» Provided records:
▽
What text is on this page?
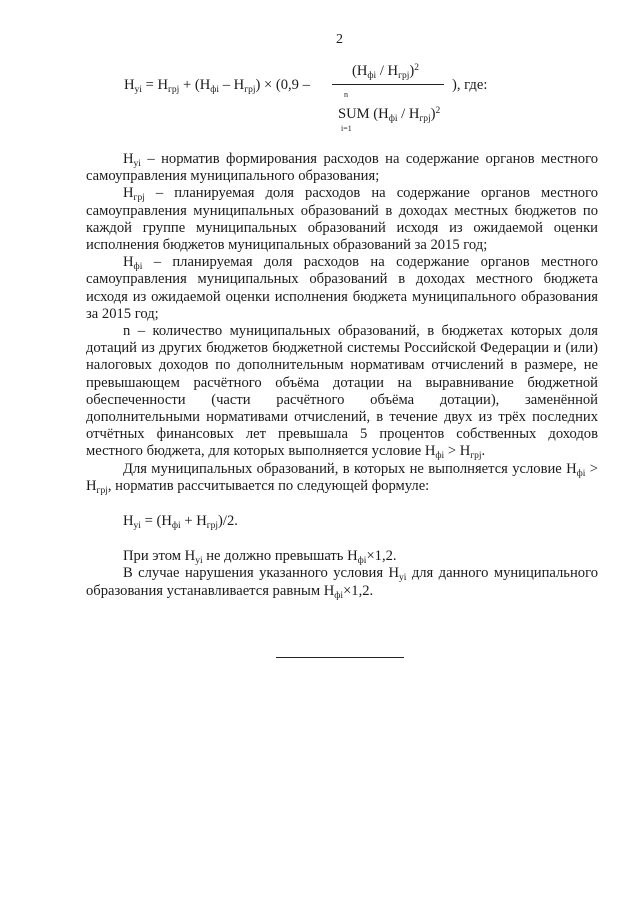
2
$Н_{уi} = Н_{грj} + (Н_{фi} - Н_{грj}) \times (0,9$ –
$(Н_{фi} / Н_{грj})^2$
), где:
n
SUM $(Н_{фi} / Н_{грj})^2$
i=1

$Н_{уi}$ – норматив формирования расходов на содержание органов местного самоуправления муниципального образования;

$Н_{грj}$ – планируемая доля расходов на содержание органов местного самоуправления муниципальных образований в доходах местных бюджетов по каждой группе муниципальных образований исходя из ожидаемой оценки исполнения бюджетов муниципальных образований за 2015 год;

$Н_{фi}$ – планируемая доля расходов на содержание органов местного самоуправления муниципальных образований в доходах местного бюджета исходя из ожидаемой оценки исполнения бюджета муниципального образования за 2015 год;

n – количество муниципальных образований, в бюджетах которых доля дотаций из других бюджетов бюджетной системы Российской Федерации и (или) налоговых доходов по дополнительным нормативам отчислений в размере, не превышающем расчётного объёма дотации на выравнивание бюджетной обеспеченности (части расчётного объёма дотации), заменённой дополнительными нормативами отчислений, в течение двух из трёх последних отчётных финансовых лет превышала 5 процентов собственных доходов местного бюджета, для которых выполняется условие $Н_{фi} > Н_{грj}$.

Для муниципальных образований, в которых не выполняется условие $Н_{фi} > Н_{грj}$, норматив рассчитывается по следующей формуле:

$Н_{уi} = (Н_{фi} + Н_{грj})/2$.

При этом $Н_{уi}$ не должно превышать $Н_{фi}\times 1,2$.

В случае нарушения указанного условия $Н_{уi}$ для данного муниципального образования устанавливается равным $Н_{фi}\times 1,2$.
△
» Exercise description: Copy each line of the records containing the string "исходя".

» Result of the exercise:
$Н_{грj}$ – планируемая доля расходов на содержание органов местного самоуправления муниципальных образований в доходах местных бюджетов по каждой группе муниципальных образований исходя из ожидаемой оценки исполнения бюджетов муниципальных образований за 2015 год;
$Н_{фi}$ – планируемая доля расходов на содержание органов местного самоуправления муниципальных образований в доходах местного бюджета исходя из ожидаемой оценки исполнения бюджета муниципального образования за 2015 год;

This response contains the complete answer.